>> Begin Available records

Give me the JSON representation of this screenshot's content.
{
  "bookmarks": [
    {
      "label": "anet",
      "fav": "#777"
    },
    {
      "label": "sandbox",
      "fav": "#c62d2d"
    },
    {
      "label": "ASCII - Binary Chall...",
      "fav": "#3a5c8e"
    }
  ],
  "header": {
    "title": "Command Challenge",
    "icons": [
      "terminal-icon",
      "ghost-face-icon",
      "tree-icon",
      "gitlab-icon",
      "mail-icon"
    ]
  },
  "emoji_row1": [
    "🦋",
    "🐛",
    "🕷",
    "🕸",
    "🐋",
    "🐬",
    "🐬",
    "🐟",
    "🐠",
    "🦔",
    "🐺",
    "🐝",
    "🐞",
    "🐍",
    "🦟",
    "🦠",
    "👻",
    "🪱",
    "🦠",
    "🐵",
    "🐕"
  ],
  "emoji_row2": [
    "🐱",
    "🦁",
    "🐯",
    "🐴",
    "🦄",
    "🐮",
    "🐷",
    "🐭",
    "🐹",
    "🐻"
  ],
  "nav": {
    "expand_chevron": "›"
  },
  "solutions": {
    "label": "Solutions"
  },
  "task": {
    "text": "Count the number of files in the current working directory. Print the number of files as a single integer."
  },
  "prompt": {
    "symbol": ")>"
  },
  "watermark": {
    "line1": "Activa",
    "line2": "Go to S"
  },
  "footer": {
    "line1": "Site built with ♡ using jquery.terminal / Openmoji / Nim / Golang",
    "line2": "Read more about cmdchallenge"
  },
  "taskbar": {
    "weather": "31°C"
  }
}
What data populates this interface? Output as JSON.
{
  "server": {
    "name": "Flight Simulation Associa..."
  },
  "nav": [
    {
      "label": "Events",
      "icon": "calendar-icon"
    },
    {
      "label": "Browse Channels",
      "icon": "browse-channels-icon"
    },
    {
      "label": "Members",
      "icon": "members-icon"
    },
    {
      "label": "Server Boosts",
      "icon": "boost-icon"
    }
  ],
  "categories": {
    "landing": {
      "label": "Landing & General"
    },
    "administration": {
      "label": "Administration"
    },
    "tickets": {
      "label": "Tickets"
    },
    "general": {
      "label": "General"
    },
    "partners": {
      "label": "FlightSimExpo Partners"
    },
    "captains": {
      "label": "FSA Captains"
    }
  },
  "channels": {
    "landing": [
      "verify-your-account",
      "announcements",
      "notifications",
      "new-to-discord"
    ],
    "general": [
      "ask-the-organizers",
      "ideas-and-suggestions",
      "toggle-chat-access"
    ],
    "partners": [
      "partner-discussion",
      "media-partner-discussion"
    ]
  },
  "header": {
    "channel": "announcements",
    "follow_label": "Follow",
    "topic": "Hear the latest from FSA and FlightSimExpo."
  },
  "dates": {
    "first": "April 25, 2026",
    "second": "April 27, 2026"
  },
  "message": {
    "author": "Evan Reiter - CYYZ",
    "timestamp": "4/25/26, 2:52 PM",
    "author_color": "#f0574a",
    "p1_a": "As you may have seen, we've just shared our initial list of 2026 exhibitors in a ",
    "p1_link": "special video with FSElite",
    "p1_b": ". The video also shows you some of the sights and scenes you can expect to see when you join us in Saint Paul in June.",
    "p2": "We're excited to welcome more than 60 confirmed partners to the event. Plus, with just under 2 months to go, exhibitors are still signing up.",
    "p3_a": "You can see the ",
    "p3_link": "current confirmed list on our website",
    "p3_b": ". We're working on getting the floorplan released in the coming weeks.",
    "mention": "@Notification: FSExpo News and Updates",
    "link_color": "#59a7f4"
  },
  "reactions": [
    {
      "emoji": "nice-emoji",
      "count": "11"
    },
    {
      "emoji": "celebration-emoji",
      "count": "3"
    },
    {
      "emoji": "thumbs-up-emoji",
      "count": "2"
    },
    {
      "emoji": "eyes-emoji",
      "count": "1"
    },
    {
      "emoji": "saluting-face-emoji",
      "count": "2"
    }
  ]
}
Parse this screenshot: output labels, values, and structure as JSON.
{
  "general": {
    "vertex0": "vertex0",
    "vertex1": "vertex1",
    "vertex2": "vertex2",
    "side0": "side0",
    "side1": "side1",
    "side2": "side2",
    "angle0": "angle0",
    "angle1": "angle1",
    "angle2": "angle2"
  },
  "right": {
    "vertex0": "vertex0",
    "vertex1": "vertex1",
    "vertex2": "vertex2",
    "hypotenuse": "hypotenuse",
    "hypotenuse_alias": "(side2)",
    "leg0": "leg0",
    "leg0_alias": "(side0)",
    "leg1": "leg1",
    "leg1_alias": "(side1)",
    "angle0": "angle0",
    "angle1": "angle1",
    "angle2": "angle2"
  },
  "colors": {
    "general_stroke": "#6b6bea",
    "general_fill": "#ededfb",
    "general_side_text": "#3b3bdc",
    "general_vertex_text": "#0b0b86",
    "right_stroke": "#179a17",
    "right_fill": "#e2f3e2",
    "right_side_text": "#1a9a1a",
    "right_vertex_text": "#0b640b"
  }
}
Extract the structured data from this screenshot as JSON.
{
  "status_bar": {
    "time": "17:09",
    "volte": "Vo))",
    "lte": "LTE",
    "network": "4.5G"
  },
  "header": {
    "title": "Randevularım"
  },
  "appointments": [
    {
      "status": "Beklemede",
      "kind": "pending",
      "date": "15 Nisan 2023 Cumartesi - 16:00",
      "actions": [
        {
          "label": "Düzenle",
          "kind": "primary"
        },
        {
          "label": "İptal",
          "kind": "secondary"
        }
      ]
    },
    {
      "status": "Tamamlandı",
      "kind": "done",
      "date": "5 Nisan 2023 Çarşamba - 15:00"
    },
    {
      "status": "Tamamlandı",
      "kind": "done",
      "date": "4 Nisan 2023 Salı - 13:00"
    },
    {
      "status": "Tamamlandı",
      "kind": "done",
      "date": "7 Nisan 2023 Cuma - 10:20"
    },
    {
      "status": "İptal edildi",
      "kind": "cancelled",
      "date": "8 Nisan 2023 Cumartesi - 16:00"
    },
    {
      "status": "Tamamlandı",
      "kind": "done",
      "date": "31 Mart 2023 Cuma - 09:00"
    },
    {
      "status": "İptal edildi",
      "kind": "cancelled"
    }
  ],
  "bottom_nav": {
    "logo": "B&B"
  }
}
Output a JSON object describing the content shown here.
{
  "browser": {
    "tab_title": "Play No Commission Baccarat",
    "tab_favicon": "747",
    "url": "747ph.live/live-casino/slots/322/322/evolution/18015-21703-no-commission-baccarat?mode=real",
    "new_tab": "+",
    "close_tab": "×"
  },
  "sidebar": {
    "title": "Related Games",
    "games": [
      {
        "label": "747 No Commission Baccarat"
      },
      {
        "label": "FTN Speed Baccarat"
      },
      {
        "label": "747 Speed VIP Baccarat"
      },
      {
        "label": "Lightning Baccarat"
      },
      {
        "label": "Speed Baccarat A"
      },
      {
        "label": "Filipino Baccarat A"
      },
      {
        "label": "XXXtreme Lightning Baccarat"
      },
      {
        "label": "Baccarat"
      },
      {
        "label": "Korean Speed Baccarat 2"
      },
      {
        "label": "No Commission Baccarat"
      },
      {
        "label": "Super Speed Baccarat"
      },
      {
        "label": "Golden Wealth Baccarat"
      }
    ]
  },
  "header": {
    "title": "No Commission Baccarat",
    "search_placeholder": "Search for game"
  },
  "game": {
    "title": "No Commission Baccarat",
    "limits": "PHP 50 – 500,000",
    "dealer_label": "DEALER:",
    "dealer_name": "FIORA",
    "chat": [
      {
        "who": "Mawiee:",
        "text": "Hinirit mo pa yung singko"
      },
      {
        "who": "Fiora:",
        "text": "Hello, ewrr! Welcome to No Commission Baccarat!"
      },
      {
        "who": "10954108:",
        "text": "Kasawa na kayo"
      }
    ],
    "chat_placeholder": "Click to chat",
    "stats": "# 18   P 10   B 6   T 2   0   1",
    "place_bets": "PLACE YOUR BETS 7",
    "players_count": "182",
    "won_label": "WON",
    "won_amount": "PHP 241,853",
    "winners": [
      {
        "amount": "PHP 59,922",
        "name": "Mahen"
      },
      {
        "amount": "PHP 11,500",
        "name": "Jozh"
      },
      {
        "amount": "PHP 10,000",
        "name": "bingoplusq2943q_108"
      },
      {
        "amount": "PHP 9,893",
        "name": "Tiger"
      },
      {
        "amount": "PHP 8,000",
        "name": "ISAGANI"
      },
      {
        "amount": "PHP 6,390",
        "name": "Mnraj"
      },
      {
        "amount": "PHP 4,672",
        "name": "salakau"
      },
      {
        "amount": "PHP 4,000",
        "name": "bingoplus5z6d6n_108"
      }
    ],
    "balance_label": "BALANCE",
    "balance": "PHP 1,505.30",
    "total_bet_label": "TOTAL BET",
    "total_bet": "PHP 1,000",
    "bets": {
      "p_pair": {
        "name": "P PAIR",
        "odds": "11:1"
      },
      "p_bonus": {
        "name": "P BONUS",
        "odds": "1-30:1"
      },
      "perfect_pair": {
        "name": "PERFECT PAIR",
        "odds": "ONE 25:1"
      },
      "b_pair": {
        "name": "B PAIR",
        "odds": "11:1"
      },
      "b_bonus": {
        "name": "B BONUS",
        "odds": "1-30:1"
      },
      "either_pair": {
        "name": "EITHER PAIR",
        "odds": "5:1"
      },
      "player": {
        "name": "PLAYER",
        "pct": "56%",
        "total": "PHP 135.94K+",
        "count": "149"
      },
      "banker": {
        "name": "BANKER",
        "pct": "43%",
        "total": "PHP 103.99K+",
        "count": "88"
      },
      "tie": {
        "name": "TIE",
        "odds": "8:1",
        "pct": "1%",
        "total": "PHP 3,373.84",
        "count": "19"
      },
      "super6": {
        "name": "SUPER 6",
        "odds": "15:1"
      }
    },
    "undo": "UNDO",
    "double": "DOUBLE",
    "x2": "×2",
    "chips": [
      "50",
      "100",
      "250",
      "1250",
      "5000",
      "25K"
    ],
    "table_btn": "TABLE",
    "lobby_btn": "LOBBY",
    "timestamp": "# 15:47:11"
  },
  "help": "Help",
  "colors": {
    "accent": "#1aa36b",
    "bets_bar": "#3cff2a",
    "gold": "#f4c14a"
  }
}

>> End Available records

Pull out all lines in the data above that include "Lightning".

- Solution to this task -
        "label": "Lightning Baccarat"
        "label": "XXXtreme Lightning Baccarat"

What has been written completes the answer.